=== The request ===
Each line that holds the word "是全球化的最大受益者" counts once; give the total for the records below and nothing else.
•••
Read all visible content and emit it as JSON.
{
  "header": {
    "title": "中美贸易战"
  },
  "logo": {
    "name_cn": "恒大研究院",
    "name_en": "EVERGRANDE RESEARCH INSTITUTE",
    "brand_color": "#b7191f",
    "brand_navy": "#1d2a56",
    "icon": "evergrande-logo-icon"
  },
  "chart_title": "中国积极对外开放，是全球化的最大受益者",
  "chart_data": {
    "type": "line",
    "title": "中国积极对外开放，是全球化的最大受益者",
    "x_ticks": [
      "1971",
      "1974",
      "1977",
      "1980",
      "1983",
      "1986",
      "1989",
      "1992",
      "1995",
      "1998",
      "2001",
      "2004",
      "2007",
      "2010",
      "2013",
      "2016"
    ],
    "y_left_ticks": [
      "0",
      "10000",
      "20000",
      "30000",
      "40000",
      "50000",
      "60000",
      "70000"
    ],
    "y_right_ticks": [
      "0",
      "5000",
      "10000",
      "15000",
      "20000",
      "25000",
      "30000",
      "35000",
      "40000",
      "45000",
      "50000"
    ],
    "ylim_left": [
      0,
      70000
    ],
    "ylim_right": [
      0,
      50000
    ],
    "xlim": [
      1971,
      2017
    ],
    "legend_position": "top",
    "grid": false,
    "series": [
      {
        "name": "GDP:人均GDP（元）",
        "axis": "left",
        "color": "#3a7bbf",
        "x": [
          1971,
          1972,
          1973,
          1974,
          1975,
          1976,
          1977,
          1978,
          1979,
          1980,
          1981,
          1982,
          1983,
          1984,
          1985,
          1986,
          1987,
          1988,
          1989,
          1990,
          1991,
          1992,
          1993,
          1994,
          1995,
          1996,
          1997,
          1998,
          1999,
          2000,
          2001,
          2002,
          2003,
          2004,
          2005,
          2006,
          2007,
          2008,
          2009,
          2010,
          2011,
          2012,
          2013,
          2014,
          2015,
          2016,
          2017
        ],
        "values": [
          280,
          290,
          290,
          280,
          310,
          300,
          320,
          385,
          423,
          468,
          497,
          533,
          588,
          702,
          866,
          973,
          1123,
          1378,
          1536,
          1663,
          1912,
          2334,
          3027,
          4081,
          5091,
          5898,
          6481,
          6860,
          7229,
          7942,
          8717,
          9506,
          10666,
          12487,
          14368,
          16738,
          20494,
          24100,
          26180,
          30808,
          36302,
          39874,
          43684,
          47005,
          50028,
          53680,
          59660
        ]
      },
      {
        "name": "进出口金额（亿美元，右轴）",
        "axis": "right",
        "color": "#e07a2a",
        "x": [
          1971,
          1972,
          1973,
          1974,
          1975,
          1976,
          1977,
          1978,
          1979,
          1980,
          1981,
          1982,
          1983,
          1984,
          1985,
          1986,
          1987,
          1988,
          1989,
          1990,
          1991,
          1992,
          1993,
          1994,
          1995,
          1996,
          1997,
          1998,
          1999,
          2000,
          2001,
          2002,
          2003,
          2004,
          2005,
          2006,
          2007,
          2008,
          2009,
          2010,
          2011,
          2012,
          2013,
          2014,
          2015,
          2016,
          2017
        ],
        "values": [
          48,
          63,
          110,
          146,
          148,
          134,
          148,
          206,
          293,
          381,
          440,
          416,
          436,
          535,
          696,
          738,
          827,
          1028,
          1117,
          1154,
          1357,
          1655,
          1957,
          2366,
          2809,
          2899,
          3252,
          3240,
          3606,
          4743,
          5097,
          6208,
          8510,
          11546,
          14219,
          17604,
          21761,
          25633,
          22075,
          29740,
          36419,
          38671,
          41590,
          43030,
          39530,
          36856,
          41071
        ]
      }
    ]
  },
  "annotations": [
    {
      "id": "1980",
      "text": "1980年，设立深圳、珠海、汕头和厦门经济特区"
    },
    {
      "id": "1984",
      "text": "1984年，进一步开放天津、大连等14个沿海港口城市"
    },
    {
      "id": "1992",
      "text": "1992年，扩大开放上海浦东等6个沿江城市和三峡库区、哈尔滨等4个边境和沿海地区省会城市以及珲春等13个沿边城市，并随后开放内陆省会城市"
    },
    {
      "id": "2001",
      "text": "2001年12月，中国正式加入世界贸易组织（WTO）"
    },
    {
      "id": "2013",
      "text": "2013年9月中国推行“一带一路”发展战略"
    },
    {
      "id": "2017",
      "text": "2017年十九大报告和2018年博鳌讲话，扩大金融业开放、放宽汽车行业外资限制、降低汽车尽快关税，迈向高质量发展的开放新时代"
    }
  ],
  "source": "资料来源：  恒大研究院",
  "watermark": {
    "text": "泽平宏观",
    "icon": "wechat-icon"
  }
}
•••
=== Problem solution ===
2